▶ _Dataset items_
-*-

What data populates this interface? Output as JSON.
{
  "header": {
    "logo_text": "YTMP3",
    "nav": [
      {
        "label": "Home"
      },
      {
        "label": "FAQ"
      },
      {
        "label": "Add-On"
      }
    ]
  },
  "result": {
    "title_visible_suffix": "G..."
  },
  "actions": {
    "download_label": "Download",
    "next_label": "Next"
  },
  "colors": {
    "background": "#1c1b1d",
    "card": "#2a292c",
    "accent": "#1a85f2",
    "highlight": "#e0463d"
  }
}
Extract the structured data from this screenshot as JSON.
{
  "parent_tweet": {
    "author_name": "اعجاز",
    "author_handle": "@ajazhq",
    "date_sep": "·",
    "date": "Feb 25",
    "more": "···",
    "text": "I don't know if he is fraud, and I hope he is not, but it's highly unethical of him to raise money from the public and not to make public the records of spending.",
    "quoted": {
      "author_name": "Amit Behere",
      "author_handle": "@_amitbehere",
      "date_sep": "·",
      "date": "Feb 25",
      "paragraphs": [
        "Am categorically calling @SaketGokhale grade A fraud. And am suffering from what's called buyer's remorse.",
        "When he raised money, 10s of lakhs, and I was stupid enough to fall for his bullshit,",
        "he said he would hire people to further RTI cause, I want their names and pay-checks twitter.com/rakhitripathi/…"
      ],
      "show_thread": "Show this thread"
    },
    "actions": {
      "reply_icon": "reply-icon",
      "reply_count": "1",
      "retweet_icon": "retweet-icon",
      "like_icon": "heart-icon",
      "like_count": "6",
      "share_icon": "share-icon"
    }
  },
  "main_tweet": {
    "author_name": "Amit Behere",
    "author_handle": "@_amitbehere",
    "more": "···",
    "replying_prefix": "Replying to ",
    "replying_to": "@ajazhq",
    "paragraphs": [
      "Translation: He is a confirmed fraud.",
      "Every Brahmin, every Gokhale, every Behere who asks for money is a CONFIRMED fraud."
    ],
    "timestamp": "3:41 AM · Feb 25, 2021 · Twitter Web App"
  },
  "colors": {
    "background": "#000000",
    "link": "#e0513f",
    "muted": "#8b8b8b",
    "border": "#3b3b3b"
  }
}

-*-

▶ _Problem description_
Write the complete data out, exactly as above.

▶ _Final answer_
What data populates this interface? Output as JSON.
{
  "header": {
    "logo_text": "YTMP3",
    "nav": [
      {
        "label": "Home"
      },
      {
        "label": "FAQ"
      },
      {
        "label": "Add-On"
      }
    ]
  },
  "result": {
    "title_visible_suffix": "G..."
  },
  "actions": {
    "download_label": "Download",
    "next_label": "Next"
  },
  "colors": {
    "background": "#1c1b1d",
    "card": "#2a292c",
    "accent": "#1a85f2",
    "highlight": "#e0463d"
  }
}
Extract the structured data from this screenshot as JSON.
{
  "parent_tweet": {
    "author_name": "اعجاز",
    "author_handle": "@ajazhq",
    "date_sep": "·",
    "date": "Feb 25",
    "more": "···",
    "text": "I don't know if he is fraud, and I hope he is not, but it's highly unethical of him to raise money from the public and not to make public the records of spending.",
    "quoted": {
      "author_name": "Amit Behere",
      "author_handle": "@_amitbehere",
      "date_sep": "·",
      "date": "Feb 25",
      "paragraphs": [
        "Am categorically calling @SaketGokhale grade A fraud. And am suffering from what's called buyer's remorse.",
        "When he raised money, 10s of lakhs, and I was stupid enough to fall for his bullshit,",
        "he said he would hire people to further RTI cause, I want their names and pay-checks twitter.com/rakhitripathi/…"
      ],
      "show_thread": "Show this thread"
    },
    "actions": {
      "reply_icon": "reply-icon",
      "reply_count": "1",
      "retweet_icon": "retweet-icon",
      "like_icon": "heart-icon",
      "like_count": "6",
      "share_icon": "share-icon"
    }
  },
  "main_tweet": {
    "author_name": "Amit Behere",
    "author_handle": "@_amitbehere",
    "more": "···",
    "replying_prefix": "Replying to ",
    "replying_to": "@ajazhq",
    "paragraphs": [
      "Translation: He is a confirmed fraud.",
      "Every Brahmin, every Gokhale, every Behere who asks for money is a CONFIRMED fraud."
    ],
    "timestamp": "3:41 AM · Feb 25, 2021 · Twitter Web App"
  },
  "colors": {
    "background": "#000000",
    "link": "#e0513f",
    "muted": "#8b8b8b",
    "border": "#3b3b3b"
  }
}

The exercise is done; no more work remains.